Listed entries

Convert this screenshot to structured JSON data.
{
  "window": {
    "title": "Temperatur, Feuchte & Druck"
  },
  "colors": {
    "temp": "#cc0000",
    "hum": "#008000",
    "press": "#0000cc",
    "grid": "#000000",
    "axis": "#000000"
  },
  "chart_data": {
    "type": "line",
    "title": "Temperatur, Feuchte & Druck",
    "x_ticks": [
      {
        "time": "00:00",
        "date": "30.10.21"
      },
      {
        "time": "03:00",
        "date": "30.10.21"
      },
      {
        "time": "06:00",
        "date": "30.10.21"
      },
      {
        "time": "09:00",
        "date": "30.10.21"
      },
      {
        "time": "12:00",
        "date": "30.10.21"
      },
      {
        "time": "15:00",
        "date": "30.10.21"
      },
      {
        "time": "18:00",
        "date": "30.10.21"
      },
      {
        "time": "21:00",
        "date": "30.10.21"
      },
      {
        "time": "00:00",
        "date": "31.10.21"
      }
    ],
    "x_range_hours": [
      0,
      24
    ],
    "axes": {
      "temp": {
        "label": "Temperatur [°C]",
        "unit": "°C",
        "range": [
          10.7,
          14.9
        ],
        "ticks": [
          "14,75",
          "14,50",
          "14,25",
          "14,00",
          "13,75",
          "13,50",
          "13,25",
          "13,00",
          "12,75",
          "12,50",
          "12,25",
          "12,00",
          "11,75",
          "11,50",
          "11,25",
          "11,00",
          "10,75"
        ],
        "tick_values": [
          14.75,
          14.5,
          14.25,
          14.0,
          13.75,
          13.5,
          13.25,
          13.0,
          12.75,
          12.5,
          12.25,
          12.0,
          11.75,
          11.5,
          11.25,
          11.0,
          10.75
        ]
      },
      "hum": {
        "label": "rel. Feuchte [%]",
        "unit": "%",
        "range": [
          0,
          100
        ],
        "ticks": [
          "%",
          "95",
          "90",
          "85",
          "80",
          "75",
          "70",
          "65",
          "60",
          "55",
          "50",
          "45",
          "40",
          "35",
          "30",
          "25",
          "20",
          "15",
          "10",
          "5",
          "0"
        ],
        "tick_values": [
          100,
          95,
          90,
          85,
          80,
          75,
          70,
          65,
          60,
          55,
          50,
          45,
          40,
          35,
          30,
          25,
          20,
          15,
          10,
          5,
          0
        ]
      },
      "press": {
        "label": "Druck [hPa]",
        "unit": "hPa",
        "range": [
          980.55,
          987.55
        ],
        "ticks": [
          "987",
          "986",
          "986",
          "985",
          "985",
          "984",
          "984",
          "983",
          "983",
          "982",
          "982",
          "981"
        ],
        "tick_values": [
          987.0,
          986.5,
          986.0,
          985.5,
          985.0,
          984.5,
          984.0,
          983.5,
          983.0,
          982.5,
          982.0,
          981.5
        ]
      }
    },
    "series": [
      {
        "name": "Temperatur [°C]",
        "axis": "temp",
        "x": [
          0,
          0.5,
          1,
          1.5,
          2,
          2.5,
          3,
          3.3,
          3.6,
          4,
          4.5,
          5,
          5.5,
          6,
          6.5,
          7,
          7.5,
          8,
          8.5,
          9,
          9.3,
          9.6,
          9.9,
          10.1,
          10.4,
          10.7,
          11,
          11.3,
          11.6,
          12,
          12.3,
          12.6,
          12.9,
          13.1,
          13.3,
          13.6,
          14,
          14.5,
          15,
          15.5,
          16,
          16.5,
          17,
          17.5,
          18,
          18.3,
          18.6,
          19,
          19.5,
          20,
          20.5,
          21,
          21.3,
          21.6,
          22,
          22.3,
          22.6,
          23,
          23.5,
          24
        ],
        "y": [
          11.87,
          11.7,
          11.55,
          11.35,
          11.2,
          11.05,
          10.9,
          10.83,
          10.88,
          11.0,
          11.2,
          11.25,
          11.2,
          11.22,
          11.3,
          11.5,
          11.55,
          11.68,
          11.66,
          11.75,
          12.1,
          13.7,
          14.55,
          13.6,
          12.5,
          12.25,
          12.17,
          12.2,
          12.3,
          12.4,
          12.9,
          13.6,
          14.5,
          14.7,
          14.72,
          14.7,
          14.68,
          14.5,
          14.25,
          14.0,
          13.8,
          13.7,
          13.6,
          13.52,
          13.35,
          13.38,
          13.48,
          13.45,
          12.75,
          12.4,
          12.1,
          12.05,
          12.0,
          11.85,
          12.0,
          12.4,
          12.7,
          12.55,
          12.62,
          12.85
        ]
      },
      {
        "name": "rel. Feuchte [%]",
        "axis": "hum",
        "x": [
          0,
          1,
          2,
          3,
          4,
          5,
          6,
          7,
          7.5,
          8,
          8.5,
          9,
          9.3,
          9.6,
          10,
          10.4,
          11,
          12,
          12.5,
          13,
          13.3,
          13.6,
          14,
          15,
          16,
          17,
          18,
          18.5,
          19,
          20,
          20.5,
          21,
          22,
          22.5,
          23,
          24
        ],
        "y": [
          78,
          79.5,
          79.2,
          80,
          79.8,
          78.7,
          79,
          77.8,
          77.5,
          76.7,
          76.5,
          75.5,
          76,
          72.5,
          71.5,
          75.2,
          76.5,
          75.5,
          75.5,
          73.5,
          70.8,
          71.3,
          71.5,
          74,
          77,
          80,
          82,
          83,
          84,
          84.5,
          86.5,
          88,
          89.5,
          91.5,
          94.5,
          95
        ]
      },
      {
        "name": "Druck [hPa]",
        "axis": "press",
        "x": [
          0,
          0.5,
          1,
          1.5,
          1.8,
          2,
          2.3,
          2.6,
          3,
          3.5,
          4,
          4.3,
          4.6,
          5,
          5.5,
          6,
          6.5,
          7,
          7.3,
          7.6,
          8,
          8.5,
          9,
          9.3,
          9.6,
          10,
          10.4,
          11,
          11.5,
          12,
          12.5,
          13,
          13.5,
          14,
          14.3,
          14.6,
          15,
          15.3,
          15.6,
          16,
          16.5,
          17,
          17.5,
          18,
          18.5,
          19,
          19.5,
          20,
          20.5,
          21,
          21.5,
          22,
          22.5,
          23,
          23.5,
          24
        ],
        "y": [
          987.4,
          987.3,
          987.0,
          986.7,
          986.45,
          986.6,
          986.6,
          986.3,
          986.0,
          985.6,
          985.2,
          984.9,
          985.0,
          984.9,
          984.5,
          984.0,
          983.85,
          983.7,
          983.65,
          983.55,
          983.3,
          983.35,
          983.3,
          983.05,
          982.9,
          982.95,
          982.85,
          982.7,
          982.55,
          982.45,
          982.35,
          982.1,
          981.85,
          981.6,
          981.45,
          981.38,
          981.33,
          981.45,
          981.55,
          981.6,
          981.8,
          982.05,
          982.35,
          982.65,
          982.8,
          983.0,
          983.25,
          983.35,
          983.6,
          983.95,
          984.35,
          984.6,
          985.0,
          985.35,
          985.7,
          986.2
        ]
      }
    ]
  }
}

Given task
Each line of the material should be duplicated exactly, please.

Solution to the exercise
Convert this screenshot to structured JSON data.
{
  "window": {
    "title": "Temperatur, Feuchte & Druck"
  },
  "colors": {
    "temp": "#cc0000",
    "hum": "#008000",
    "press": "#0000cc",
    "grid": "#000000",
    "axis": "#000000"
  },
  "chart_data": {
    "type": "line",
    "title": "Temperatur, Feuchte & Druck",
    "x_ticks": [
      {
        "time": "00:00",
        "date": "30.10.21"
      },
      {
        "time": "03:00",
        "date": "30.10.21"
      },
      {
        "time": "06:00",
        "date": "30.10.21"
      },
      {
        "time": "09:00",
        "date": "30.10.21"
      },
      {
        "time": "12:00",
        "date": "30.10.21"
      },
      {
        "time": "15:00",
        "date": "30.10.21"
      },
      {
        "time": "18:00",
        "date": "30.10.21"
      },
      {
        "time": "21:00",
        "date": "30.10.21"
      },
      {
        "time": "00:00",
        "date": "31.10.21"
      }
    ],
    "x_range_hours": [
      0,
      24
    ],
    "axes": {
      "temp": {
        "label": "Temperatur [°C]",
        "unit": "°C",
        "range": [
          10.7,
          14.9
        ],
        "ticks": [
          "14,75",
          "14,50",
          "14,25",
          "14,00",
          "13,75",
          "13,50",
          "13,25",
          "13,00",
          "12,75",
          "12,50",
          "12,25",
          "12,00",
          "11,75",
          "11,50",
          "11,25",
          "11,00",
          "10,75"
        ],
        "tick_values": [
          14.75,
          14.5,
          14.25,
          14.0,
          13.75,
          13.5,
          13.25,
          13.0,
          12.75,
          12.5,
          12.25,
          12.0,
          11.75,
          11.5,
          11.25,
          11.0,
          10.75
        ]
      },
      "hum": {
        "label": "rel. Feuchte [%]",
        "unit": "%",
        "range": [
          0,
          100
        ],
        "ticks": [
          "%",
          "95",
          "90",
          "85",
          "80",
          "75",
          "70",
          "65",
          "60",
          "55",
          "50",
          "45",
          "40",
          "35",
          "30",
          "25",
          "20",
          "15",
          "10",
          "5",
          "0"
        ],
        "tick_values": [
          100,
          95,
          90,
          85,
          80,
          75,
          70,
          65,
          60,
          55,
          50,
          45,
          40,
          35,
          30,
          25,
          20,
          15,
          10,
          5,
          0
        ]
      },
      "press": {
        "label": "Druck [hPa]",
        "unit": "hPa",
        "range": [
          980.55,
          987.55
        ],
        "ticks": [
          "987",
          "986",
          "986",
          "985",
          "985",
          "984",
          "984",
          "983",
          "983",
          "982",
          "982",
          "981"
        ],
        "tick_values": [
          987.0,
          986.5,
          986.0,
          985.5,
          985.0,
          984.5,
          984.0,
          983.5,
          983.0,
          982.5,
          982.0,
          981.5
        ]
      }
    },
    "series": [
      {
        "name": "Temperatur [°C]",
        "axis": "temp",
        "x": [
          0,
          0.5,
          1,
          1.5,
          2,
          2.5,
          3,
          3.3,
          3.6,
          4,
          4.5,
          5,
          5.5,
          6,
          6.5,
          7,
          7.5,
          8,
          8.5,
          9,
          9.3,
          9.6,
          9.9,
          10.1,
          10.4,
          10.7,
          11,
          11.3,
          11.6,
          12,
          12.3,
          12.6,
          12.9,
          13.1,
          13.3,
          13.6,
          14,
          14.5,
          15,
          15.5,
          16,
          16.5,
          17,
          17.5,
          18,
          18.3,
          18.6,
          19,
          19.5,
          20,
          20.5,
          21,
          21.3,
          21.6,
          22,
          22.3,
          22.6,
          23,
          23.5,
          24
        ],
        "y": [
          11.87,
          11.7,
          11.55,
          11.35,
          11.2,
          11.05,
          10.9,
          10.83,
          10.88,
          11.0,
          11.2,
          11.25,
          11.2,
          11.22,
          11.3,
          11.5,
          11.55,
          11.68,
          11.66,
          11.75,
          12.1,
          13.7,
          14.55,
          13.6,
          12.5,
          12.25,
          12.17,
          12.2,
          12.3,
          12.4,
          12.9,
          13.6,
          14.5,
          14.7,
          14.72,
          14.7,
          14.68,
          14.5,
          14.25,
          14.0,
          13.8,
          13.7,
          13.6,
          13.52,
          13.35,
          13.38,
          13.48,
          13.45,
          12.75,
          12.4,
          12.1,
          12.05,
          12.0,
          11.85,
          12.0,
          12.4,
          12.7,
          12.55,
          12.62,
          12.85
        ]
      },
      {
        "name": "rel. Feuchte [%]",
        "axis": "hum",
        "x": [
          0,
          1,
          2,
          3,
          4,
          5,
          6,
          7,
          7.5,
          8,
          8.5,
          9,
          9.3,
          9.6,
          10,
          10.4,
          11,
          12,
          12.5,
          13,
          13.3,
          13.6,
          14,
          15,
          16,
          17,
          18,
          18.5,
          19,
          20,
          20.5,
          21,
          22,
          22.5,
          23,
          24
        ],
        "y": [
          78,
          79.5,
          79.2,
          80,
          79.8,
          78.7,
          79,
          77.8,
          77.5,
          76.7,
          76.5,
          75.5,
          76,
          72.5,
          71.5,
          75.2,
          76.5,
          75.5,
          75.5,
          73.5,
          70.8,
          71.3,
          71.5,
          74,
          77,
          80,
          82,
          83,
          84,
          84.5,
          86.5,
          88,
          89.5,
          91.5,
          94.5,
          95
        ]
      },
      {
        "name": "Druck [hPa]",
        "axis": "press",
        "x": [
          0,
          0.5,
          1,
          1.5,
          1.8,
          2,
          2.3,
          2.6,
          3,
          3.5,
          4,
          4.3,
          4.6,
          5,
          5.5,
          6,
          6.5,
          7,
          7.3,
          7.6,
          8,
          8.5,
          9,
          9.3,
          9.6,
          10,
          10.4,
          11,
          11.5,
          12,
          12.5,
          13,
          13.5,
          14,
          14.3,
          14.6,
          15,
          15.3,
          15.6,
          16,
          16.5,
          17,
          17.5,
          18,
          18.5,
          19,
          19.5,
          20,
          20.5,
          21,
          21.5,
          22,
          22.5,
          23,
          23.5,
          24
        ],
        "y": [
          987.4,
          987.3,
          987.0,
          986.7,
          986.45,
          986.6,
          986.6,
          986.3,
          986.0,
          985.6,
          985.2,
          984.9,
          985.0,
          984.9,
          984.5,
          984.0,
          983.85,
          983.7,
          983.65,
          983.55,
          983.3,
          983.35,
          983.3,
          983.05,
          982.9,
          982.95,
          982.85,
          982.7,
          982.55,
          982.45,
          982.35,
          982.1,
          981.85,
          981.6,
          981.45,
          981.38,
          981.33,
          981.45,
          981.55,
          981.6,
          981.8,
          982.05,
          982.35,
          982.65,
          982.8,
          983.0,
          983.25,
          983.35,
          983.6,
          983.95,
          984.35,
          984.6,
          985.0,
          985.35,
          985.7,
          986.2
        ]
      }
    ]
  }
}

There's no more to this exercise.